Restate the data word for word and leave the images out.

Figure content listings:
⁂

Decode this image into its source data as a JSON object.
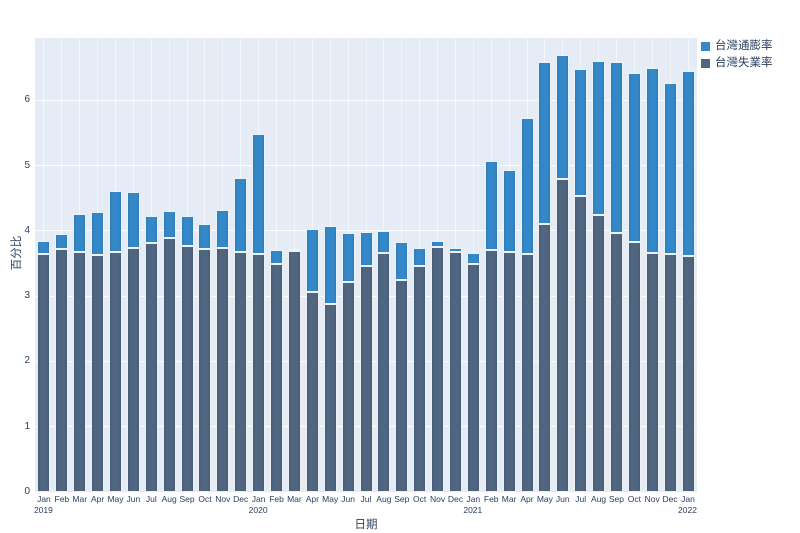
{
  "axes": {
    "x_title": "日期",
    "y_title": "百分比"
  },
  "legend": {
    "items": [
      {
        "label": "台灣通膨率",
        "color": "#3488c8"
      },
      {
        "label": "台灣失業率",
        "color": "#50657f"
      }
    ]
  },
  "chart_data": {
    "type": "bar",
    "barmode": "stack",
    "title": "",
    "xlabel": "日期",
    "ylabel": "百分比",
    "ylim": [
      0,
      6.953
    ],
    "yticks": [
      0,
      1,
      2,
      3,
      4,
      5,
      6
    ],
    "grid": true,
    "legend_position": "top-right-outside",
    "plot_bg": "#e5ecf6",
    "grid_color": "#ffffff",
    "text_color": "#2a3f5f",
    "x": [
      "2019-01",
      "2019-02",
      "2019-03",
      "2019-04",
      "2019-05",
      "2019-06",
      "2019-07",
      "2019-08",
      "2019-09",
      "2019-10",
      "2019-11",
      "2019-12",
      "2020-01",
      "2020-02",
      "2020-03",
      "2020-04",
      "2020-05",
      "2020-06",
      "2020-07",
      "2020-08",
      "2020-09",
      "2020-10",
      "2020-11",
      "2020-12",
      "2021-01",
      "2021-02",
      "2021-03",
      "2021-04",
      "2021-05",
      "2021-06",
      "2021-07",
      "2021-08",
      "2021-09",
      "2021-10",
      "2021-11",
      "2021-12",
      "2022-01"
    ],
    "x_tick_labels": [
      "Jan",
      "Feb",
      "Mar",
      "Apr",
      "May",
      "Jun",
      "Jul",
      "Aug",
      "Sep",
      "Oct",
      "Nov",
      "Dec",
      "Jan",
      "Feb",
      "Mar",
      "Apr",
      "May",
      "Jun",
      "Jul",
      "Aug",
      "Sep",
      "Oct",
      "Nov",
      "Dec",
      "Jan",
      "Feb",
      "Mar",
      "Apr",
      "May",
      "Jun",
      "Jul",
      "Aug",
      "Sep",
      "Oct",
      "Nov",
      "Dec",
      "Jan"
    ],
    "x_year_marks": [
      {
        "index": 0,
        "label": "2019"
      },
      {
        "index": 12,
        "label": "2020"
      },
      {
        "index": 24,
        "label": "2021"
      },
      {
        "index": 36,
        "label": "2022"
      }
    ],
    "series": [
      {
        "name": "台灣通膨率",
        "color": "#3488c8",
        "values": [
          0.2,
          0.23,
          0.58,
          0.66,
          0.94,
          0.86,
          0.4,
          0.42,
          0.45,
          0.39,
          0.59,
          1.14,
          1.85,
          -0.21,
          -0.03,
          -0.97,
          -1.19,
          -0.75,
          -0.52,
          -0.33,
          -0.58,
          -0.28,
          0.09,
          0.06,
          -0.17,
          1.37,
          1.26,
          2.09,
          2.48,
          1.89,
          1.95,
          2.36,
          2.63,
          2.58,
          2.84,
          2.62,
          2.84
        ]
      },
      {
        "name": "台灣失業率",
        "color": "#50657f",
        "values": [
          3.64,
          3.72,
          3.68,
          3.63,
          3.67,
          3.74,
          3.82,
          3.89,
          3.77,
          3.72,
          3.73,
          3.67,
          3.64,
          3.7,
          3.72,
          4.03,
          4.07,
          3.96,
          3.98,
          3.99,
          3.83,
          3.74,
          3.75,
          3.68,
          3.66,
          3.7,
          3.67,
          3.64,
          4.11,
          4.8,
          4.53,
          4.24,
          3.96,
          3.83,
          3.66,
          3.64,
          3.61
        ]
      }
    ],
    "stacking_note": "unemployment drawn from baseline; inflation stacked on top (negative inflation segments overlap downward from the unemployment top)"
  }
}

⁂

• _EXERCISE ANSWER_:
Decode this image into its source data as a JSON object.
{
  "axes": {
    "x_title": "日期",
    "y_title": "百分比"
  },
  "legend": {
    "items": [
      {
        "label": "台灣通膨率",
        "color": "#3488c8"
      },
      {
        "label": "台灣失業率",
        "color": "#50657f"
      }
    ]
  },
  "chart_data": {
    "type": "bar",
    "barmode": "stack",
    "title": "",
    "xlabel": "日期",
    "ylabel": "百分比",
    "ylim": [
      0,
      6.953
    ],
    "yticks": [
      0,
      1,
      2,
      3,
      4,
      5,
      6
    ],
    "grid": true,
    "legend_position": "top-right-outside",
    "plot_bg": "#e5ecf6",
    "grid_color": "#ffffff",
    "text_color": "#2a3f5f",
    "x": [
      "2019-01",
      "2019-02",
      "2019-03",
      "2019-04",
      "2019-05",
      "2019-06",
      "2019-07",
      "2019-08",
      "2019-09",
      "2019-10",
      "2019-11",
      "2019-12",
      "2020-01",
      "2020-02",
      "2020-03",
      "2020-04",
      "2020-05",
      "2020-06",
      "2020-07",
      "2020-08",
      "2020-09",
      "2020-10",
      "2020-11",
      "2020-12",
      "2021-01",
      "2021-02",
      "2021-03",
      "2021-04",
      "2021-05",
      "2021-06",
      "2021-07",
      "2021-08",
      "2021-09",
      "2021-10",
      "2021-11",
      "2021-12",
      "2022-01"
    ],
    "x_tick_labels": [
      "Jan",
      "Feb",
      "Mar",
      "Apr",
      "May",
      "Jun",
      "Jul",
      "Aug",
      "Sep",
      "Oct",
      "Nov",
      "Dec",
      "Jan",
      "Feb",
      "Mar",
      "Apr",
      "May",
      "Jun",
      "Jul",
      "Aug",
      "Sep",
      "Oct",
      "Nov",
      "Dec",
      "Jan",
      "Feb",
      "Mar",
      "Apr",
      "May",
      "Jun",
      "Jul",
      "Aug",
      "Sep",
      "Oct",
      "Nov",
      "Dec",
      "Jan"
    ],
    "x_year_marks": [
      {
        "index": 0,
        "label": "2019"
      },
      {
        "index": 12,
        "label": "2020"
      },
      {
        "index": 24,
        "label": "2021"
      },
      {
        "index": 36,
        "label": "2022"
      }
    ],
    "series": [
      {
        "name": "台灣通膨率",
        "color": "#3488c8",
        "values": [
          0.2,
          0.23,
          0.58,
          0.66,
          0.94,
          0.86,
          0.4,
          0.42,
          0.45,
          0.39,
          0.59,
          1.14,
          1.85,
          -0.21,
          -0.03,
          -0.97,
          -1.19,
          -0.75,
          -0.52,
          -0.33,
          -0.58,
          -0.28,
          0.09,
          0.06,
          -0.17,
          1.37,
          1.26,
          2.09,
          2.48,
          1.89,
          1.95,
          2.36,
          2.63,
          2.58,
          2.84,
          2.62,
          2.84
        ]
      },
      {
        "name": "台灣失業率",
        "color": "#50657f",
        "values": [
          3.64,
          3.72,
          3.68,
          3.63,
          3.67,
          3.74,
          3.82,
          3.89,
          3.77,
          3.72,
          3.73,
          3.67,
          3.64,
          3.7,
          3.72,
          4.03,
          4.07,
          3.96,
          3.98,
          3.99,
          3.83,
          3.74,
          3.75,
          3.68,
          3.66,
          3.7,
          3.67,
          3.64,
          4.11,
          4.8,
          4.53,
          4.24,
          3.96,
          3.83,
          3.66,
          3.64,
          3.61
        ]
      }
    ],
    "stacking_note": "unemployment drawn from baseline; inflation stacked on top (negative inflation segments overlap downward from the unemployment top)"
  }
}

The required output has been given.